## Work required
Go through the listing below and gather every line with the word "Europa".

## Data entries
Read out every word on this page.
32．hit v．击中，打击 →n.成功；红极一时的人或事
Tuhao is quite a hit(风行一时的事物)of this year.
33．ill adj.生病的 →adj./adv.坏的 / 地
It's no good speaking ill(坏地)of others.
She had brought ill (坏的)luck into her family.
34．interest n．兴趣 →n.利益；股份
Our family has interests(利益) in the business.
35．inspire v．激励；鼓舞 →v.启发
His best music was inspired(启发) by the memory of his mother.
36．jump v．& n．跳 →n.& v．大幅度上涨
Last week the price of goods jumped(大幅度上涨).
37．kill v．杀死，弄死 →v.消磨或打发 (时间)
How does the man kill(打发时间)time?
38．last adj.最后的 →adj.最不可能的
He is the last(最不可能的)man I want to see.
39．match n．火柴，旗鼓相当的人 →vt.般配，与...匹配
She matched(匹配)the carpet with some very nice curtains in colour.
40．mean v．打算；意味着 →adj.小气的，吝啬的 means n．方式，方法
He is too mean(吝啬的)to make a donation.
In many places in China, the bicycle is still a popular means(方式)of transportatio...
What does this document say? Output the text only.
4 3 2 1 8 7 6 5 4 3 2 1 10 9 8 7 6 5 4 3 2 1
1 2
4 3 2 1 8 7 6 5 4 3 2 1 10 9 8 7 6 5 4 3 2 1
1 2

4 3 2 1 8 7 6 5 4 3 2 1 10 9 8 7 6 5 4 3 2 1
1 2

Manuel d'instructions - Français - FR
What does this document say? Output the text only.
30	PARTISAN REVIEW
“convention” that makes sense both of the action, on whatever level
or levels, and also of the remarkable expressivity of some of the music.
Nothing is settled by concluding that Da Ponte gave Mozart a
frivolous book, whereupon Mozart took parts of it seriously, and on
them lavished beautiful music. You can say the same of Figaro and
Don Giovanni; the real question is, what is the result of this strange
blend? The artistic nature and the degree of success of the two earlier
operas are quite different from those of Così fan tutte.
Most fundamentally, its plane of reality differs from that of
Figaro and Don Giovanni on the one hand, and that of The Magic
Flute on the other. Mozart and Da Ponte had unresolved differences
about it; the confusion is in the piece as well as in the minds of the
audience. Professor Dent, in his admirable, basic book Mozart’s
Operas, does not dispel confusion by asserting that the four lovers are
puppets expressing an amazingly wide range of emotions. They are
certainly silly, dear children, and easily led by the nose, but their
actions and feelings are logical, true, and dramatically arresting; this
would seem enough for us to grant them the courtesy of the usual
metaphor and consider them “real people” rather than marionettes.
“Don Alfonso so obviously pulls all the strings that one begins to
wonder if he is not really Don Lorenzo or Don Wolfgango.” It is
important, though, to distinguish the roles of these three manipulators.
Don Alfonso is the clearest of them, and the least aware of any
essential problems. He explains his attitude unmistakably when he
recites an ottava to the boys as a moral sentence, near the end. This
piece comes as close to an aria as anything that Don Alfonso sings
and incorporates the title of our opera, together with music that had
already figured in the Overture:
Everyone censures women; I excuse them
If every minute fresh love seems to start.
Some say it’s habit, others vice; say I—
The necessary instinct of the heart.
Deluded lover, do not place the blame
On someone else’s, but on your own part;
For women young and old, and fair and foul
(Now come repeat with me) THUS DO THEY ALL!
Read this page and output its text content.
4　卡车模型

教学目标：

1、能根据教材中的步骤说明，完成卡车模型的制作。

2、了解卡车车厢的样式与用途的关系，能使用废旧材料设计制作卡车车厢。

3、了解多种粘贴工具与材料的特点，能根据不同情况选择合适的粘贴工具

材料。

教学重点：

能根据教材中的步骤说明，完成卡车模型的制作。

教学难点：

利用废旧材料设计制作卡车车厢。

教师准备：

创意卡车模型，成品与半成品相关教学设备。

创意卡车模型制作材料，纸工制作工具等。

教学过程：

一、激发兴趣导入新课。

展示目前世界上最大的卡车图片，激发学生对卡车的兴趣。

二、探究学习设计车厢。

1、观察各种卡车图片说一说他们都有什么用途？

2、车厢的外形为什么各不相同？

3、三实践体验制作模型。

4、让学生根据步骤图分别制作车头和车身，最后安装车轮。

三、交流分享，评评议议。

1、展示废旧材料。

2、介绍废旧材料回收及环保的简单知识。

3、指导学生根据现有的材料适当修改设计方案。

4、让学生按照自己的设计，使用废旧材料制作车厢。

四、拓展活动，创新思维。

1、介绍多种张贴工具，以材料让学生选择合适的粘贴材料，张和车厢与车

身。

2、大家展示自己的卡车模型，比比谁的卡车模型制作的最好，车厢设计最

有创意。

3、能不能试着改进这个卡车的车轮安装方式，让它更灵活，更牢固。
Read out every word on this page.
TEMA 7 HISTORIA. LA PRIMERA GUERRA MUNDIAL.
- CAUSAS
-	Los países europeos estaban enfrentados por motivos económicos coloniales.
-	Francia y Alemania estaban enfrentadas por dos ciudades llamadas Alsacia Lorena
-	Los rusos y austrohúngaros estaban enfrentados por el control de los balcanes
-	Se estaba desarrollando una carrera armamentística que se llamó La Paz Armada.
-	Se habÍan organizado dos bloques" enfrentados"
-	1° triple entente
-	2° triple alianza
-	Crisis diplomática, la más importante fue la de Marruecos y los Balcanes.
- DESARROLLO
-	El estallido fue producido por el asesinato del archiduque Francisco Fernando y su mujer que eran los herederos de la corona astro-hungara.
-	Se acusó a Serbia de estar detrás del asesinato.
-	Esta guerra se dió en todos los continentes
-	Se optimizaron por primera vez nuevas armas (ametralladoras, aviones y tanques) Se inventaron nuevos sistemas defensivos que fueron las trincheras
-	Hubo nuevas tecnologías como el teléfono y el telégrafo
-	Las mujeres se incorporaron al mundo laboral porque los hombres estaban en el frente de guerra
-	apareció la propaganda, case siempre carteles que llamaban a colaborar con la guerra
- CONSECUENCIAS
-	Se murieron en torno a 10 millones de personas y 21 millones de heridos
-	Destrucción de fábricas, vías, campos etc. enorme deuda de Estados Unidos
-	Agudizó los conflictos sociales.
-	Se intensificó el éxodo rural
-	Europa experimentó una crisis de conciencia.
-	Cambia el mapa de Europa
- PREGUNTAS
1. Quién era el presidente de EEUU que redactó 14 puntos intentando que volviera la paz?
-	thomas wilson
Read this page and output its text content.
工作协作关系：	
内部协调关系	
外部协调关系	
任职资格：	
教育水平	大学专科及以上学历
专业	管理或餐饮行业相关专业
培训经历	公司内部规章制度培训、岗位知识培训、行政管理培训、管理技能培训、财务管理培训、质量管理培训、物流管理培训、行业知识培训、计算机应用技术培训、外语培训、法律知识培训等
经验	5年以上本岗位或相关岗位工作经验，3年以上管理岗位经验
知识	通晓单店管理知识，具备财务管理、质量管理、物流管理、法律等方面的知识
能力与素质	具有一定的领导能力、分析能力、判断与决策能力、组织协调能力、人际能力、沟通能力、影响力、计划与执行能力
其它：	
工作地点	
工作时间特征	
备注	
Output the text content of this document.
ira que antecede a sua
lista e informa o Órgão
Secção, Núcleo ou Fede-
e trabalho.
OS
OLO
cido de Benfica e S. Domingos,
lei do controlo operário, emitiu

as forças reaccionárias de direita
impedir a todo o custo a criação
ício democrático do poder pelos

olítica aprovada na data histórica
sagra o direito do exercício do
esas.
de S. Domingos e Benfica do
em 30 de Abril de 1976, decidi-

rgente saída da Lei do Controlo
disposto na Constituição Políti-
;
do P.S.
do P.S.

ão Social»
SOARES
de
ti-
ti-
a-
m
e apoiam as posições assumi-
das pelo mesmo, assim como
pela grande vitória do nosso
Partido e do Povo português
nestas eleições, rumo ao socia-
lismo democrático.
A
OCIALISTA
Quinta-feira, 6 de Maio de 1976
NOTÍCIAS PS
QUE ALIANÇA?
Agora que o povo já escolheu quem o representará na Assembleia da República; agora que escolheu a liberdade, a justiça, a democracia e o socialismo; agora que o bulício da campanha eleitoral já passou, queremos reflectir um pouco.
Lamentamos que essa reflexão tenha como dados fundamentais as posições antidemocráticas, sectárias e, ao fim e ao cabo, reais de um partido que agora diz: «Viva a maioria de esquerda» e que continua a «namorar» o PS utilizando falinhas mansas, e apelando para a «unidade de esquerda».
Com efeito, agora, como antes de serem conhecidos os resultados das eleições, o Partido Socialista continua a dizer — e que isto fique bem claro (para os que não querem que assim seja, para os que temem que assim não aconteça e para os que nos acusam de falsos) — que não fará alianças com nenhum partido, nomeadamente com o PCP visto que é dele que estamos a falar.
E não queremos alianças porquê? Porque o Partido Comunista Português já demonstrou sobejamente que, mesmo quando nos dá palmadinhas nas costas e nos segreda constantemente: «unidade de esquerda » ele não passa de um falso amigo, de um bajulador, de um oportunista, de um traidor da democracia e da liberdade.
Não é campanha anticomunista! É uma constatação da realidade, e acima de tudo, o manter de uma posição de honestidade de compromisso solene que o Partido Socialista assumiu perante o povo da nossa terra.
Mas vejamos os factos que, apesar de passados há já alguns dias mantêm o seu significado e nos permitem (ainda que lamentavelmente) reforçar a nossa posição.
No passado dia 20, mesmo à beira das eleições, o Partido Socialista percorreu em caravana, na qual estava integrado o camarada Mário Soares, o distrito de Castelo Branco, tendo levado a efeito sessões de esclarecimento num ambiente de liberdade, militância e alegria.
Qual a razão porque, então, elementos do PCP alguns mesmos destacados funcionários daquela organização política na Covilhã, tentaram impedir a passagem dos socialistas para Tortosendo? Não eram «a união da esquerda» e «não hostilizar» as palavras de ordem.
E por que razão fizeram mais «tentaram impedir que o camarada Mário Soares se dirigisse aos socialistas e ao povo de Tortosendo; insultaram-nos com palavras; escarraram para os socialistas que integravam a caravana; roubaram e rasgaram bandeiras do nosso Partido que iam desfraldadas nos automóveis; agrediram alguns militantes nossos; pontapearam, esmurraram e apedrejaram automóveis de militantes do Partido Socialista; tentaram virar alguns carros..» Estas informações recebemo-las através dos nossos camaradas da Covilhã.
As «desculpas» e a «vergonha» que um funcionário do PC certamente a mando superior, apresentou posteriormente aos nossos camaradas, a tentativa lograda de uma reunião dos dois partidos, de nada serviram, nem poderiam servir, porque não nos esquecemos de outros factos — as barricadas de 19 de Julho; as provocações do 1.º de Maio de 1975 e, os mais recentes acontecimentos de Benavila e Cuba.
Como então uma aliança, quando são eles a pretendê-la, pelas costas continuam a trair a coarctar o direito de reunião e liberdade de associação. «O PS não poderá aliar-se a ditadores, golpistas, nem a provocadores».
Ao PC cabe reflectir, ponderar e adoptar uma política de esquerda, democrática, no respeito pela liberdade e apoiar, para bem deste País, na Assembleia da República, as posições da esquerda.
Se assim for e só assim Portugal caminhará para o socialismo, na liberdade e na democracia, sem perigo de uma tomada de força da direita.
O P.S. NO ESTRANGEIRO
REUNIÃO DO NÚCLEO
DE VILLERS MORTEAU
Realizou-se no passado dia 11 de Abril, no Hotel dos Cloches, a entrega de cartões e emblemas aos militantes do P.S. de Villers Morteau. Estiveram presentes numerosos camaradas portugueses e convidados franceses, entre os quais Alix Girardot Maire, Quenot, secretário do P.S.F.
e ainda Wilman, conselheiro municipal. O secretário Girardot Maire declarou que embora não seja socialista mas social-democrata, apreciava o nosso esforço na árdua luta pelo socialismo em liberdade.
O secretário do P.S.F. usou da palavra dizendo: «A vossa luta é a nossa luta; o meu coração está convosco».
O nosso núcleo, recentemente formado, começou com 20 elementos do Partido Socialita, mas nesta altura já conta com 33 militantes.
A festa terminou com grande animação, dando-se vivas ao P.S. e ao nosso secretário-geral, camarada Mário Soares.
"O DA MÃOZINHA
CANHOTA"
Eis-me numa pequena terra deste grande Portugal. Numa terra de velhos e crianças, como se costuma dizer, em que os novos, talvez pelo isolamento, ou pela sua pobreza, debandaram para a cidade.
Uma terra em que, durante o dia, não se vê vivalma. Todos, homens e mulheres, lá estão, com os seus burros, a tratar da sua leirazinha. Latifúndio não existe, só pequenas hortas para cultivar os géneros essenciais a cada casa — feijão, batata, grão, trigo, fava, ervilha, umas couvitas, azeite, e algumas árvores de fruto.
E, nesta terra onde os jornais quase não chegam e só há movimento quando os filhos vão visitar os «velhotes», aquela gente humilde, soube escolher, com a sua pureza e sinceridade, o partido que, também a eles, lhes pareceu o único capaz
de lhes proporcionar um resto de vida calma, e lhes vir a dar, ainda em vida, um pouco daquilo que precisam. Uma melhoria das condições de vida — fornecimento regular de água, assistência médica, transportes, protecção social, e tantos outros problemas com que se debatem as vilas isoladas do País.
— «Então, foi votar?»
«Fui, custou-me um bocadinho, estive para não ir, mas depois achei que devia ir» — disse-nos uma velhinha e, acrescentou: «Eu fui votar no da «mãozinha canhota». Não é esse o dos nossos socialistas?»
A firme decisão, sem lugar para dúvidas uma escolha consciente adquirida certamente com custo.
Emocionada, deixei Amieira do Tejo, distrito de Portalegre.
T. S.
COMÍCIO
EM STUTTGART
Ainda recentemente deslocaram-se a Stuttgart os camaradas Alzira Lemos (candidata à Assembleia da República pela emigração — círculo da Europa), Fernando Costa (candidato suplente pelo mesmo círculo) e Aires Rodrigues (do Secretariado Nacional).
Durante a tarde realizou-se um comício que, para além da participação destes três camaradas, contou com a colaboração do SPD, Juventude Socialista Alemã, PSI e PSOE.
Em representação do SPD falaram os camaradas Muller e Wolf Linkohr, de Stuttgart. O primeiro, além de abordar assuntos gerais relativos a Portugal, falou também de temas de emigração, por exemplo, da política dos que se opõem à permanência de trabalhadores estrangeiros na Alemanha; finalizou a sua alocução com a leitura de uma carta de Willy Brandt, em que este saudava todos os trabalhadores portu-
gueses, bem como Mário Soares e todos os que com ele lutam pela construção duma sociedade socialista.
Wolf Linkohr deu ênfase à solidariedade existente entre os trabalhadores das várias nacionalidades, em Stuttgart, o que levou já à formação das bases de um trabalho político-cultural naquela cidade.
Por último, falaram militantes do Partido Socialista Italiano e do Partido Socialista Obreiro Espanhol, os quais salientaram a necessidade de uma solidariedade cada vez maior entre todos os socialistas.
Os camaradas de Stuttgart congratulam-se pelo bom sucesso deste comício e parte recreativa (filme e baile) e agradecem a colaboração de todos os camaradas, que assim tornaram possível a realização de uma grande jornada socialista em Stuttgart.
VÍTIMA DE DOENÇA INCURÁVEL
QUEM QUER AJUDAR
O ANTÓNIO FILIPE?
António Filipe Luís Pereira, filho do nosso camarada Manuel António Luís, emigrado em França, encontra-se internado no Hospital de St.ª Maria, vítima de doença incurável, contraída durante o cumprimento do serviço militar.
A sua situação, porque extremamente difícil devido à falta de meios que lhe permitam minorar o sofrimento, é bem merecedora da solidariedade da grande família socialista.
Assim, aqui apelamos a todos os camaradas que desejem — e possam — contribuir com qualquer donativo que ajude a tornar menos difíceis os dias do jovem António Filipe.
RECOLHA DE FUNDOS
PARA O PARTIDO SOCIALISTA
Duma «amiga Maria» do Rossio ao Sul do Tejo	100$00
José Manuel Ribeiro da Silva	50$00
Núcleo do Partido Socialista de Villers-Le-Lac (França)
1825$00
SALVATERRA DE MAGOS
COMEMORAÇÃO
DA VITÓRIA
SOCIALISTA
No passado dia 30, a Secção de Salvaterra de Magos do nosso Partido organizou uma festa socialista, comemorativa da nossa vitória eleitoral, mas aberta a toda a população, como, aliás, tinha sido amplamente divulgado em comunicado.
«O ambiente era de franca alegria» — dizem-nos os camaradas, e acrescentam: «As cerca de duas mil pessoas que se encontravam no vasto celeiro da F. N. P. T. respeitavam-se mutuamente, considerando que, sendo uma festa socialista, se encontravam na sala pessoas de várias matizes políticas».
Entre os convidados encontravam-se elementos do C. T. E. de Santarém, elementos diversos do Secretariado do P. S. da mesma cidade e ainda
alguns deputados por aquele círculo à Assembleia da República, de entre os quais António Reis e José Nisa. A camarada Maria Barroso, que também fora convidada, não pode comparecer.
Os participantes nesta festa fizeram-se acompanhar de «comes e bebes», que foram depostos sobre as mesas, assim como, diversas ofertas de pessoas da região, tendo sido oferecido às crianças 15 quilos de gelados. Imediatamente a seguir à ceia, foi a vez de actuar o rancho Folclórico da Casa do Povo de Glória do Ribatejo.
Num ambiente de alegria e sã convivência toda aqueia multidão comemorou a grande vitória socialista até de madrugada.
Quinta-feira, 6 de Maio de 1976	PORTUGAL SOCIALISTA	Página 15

## Task response
-	Europa experimentó una crisis de conciencia.
-	Cambia el mapa de Europa
Ainda recentemente deslocaram-se a Stuttgart os camaradas Alzira Lemos (candidata à Assembleia da República pela emigração — círculo da Europa), Fernando Costa (candidato suplente pelo mesmo círculo) e Aires Rodrigues (do Secretariado Nacional).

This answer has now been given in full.